■ **TASK REQUIREMENTS**
Reproduce all of the data word for word.

Part of a data file

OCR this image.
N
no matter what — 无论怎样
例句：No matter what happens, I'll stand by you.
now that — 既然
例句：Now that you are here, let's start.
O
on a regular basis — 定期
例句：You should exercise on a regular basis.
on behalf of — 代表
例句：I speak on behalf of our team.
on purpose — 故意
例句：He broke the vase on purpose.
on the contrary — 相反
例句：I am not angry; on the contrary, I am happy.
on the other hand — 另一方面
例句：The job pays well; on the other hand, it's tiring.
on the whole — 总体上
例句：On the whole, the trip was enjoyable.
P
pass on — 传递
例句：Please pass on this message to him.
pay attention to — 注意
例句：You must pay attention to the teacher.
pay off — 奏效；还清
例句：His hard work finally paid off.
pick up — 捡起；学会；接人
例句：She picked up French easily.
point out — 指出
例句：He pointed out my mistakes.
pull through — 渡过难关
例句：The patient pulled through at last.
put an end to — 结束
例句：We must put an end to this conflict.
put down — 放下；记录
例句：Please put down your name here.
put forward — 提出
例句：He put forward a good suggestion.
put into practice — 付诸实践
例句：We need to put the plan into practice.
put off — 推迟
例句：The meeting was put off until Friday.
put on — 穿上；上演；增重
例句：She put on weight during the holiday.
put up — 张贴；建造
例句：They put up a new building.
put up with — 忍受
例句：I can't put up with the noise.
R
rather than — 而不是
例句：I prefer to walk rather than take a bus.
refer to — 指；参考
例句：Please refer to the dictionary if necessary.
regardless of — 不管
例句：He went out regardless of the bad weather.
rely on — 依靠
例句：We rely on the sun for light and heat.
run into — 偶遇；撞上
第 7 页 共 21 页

■ **RESULT BELOW**
OCR this image.
N
no matter what — 无论怎样
例句：No matter what happens, I'll stand by you.
now that — 既然
例句：Now that you are here, let's start.
O
on a regular basis — 定期
例句：You should exercise on a regular basis.
on behalf of — 代表
例句：I speak on behalf of our team.
on purpose — 故意
例句：He broke the vase on purpose.
on the contrary — 相反
例句：I am not angry; on the contrary, I am happy.
on the other hand — 另一方面
例句：The job pays well; on the other hand, it's tiring.
on the whole — 总体上
例句：On the whole, the trip was enjoyable.
P
pass on — 传递
例句：Please pass on this message to him.
pay attention to — 注意
例句：You must pay attention to the teacher.
pay off — 奏效；还清
例句：His hard work finally paid off.
pick up — 捡起；学会；接人
例句：She picked up French easily.
point out — 指出
例句：He pointed out my mistakes.
pull through — 渡过难关
例句：The patient pulled through at last.
put an end to — 结束
例句：We must put an end to this conflict.
put down — 放下；记录
例句：Please put down your name here.
put forward — 提出
例句：He put forward a good suggestion.
put into practice — 付诸实践
例句：We need to put the plan into practice.
put off — 推迟
例句：The meeting was put off until Friday.
put on — 穿上；上演；增重
例句：She put on weight during the holiday.
put up — 张贴；建造
例句：They put up a new building.
put up with — 忍受
例句：I can't put up with the noise.
R
rather than — 而不是
例句：I prefer to walk rather than take a bus.
refer to — 指；参考
例句：Please refer to the dictionary if necessary.
regardless of — 不管
例句：He went out regardless of the bad weather.
rely on — 依靠
例句：We rely on the sun for light and heat.
run into — 偶遇；撞上
第 7 页 共 21 页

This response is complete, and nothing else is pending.